Records from a dataset:
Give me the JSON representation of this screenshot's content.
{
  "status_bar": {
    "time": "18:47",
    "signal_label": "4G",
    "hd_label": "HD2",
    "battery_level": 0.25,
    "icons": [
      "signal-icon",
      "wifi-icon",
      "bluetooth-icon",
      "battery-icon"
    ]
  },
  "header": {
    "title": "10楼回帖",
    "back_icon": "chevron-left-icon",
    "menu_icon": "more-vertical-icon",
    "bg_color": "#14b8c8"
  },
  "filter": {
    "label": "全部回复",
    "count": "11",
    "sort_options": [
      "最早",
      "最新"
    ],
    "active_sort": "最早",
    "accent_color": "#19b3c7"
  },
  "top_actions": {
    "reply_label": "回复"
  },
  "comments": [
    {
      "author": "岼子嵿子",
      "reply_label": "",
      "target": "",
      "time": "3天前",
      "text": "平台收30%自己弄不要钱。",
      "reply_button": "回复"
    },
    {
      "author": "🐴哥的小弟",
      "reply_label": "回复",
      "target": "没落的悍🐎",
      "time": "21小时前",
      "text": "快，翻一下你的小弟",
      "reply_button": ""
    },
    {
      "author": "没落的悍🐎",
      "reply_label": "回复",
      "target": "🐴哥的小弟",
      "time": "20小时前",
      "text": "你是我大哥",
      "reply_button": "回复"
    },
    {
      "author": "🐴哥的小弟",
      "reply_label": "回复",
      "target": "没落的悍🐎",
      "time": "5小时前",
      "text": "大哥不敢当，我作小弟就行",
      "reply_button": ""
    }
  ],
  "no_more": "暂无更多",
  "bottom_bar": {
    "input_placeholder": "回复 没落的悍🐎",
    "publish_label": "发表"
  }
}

[Task statement] Would you copy out each line exactly as written?

[Correct answer]
Give me the JSON representation of this screenshot's content.
{
  "status_bar": {
    "time": "18:47",
    "signal_label": "4G",
    "hd_label": "HD2",
    "battery_level": 0.25,
    "icons": [
      "signal-icon",
      "wifi-icon",
      "bluetooth-icon",
      "battery-icon"
    ]
  },
  "header": {
    "title": "10楼回帖",
    "back_icon": "chevron-left-icon",
    "menu_icon": "more-vertical-icon",
    "bg_color": "#14b8c8"
  },
  "filter": {
    "label": "全部回复",
    "count": "11",
    "sort_options": [
      "最早",
      "最新"
    ],
    "active_sort": "最早",
    "accent_color": "#19b3c7"
  },
  "top_actions": {
    "reply_label": "回复"
  },
  "comments": [
    {
      "author": "岼子嵿子",
      "reply_label": "",
      "target": "",
      "time": "3天前",
      "text": "平台收30%自己弄不要钱。",
      "reply_button": "回复"
    },
    {
      "author": "🐴哥的小弟",
      "reply_label": "回复",
      "target": "没落的悍🐎",
      "time": "21小时前",
      "text": "快，翻一下你的小弟",
      "reply_button": ""
    },
    {
      "author": "没落的悍🐎",
      "reply_label": "回复",
      "target": "🐴哥的小弟",
      "time": "20小时前",
      "text": "你是我大哥",
      "reply_button": "回复"
    },
    {
      "author": "🐴哥的小弟",
      "reply_label": "回复",
      "target": "没落的悍🐎",
      "time": "5小时前",
      "text": "大哥不敢当，我作小弟就行",
      "reply_button": ""
    }
  ],
  "no_more": "暂无更多",
  "bottom_bar": {
    "input_placeholder": "回复 没落的悍🐎",
    "publish_label": "发表"
  }
}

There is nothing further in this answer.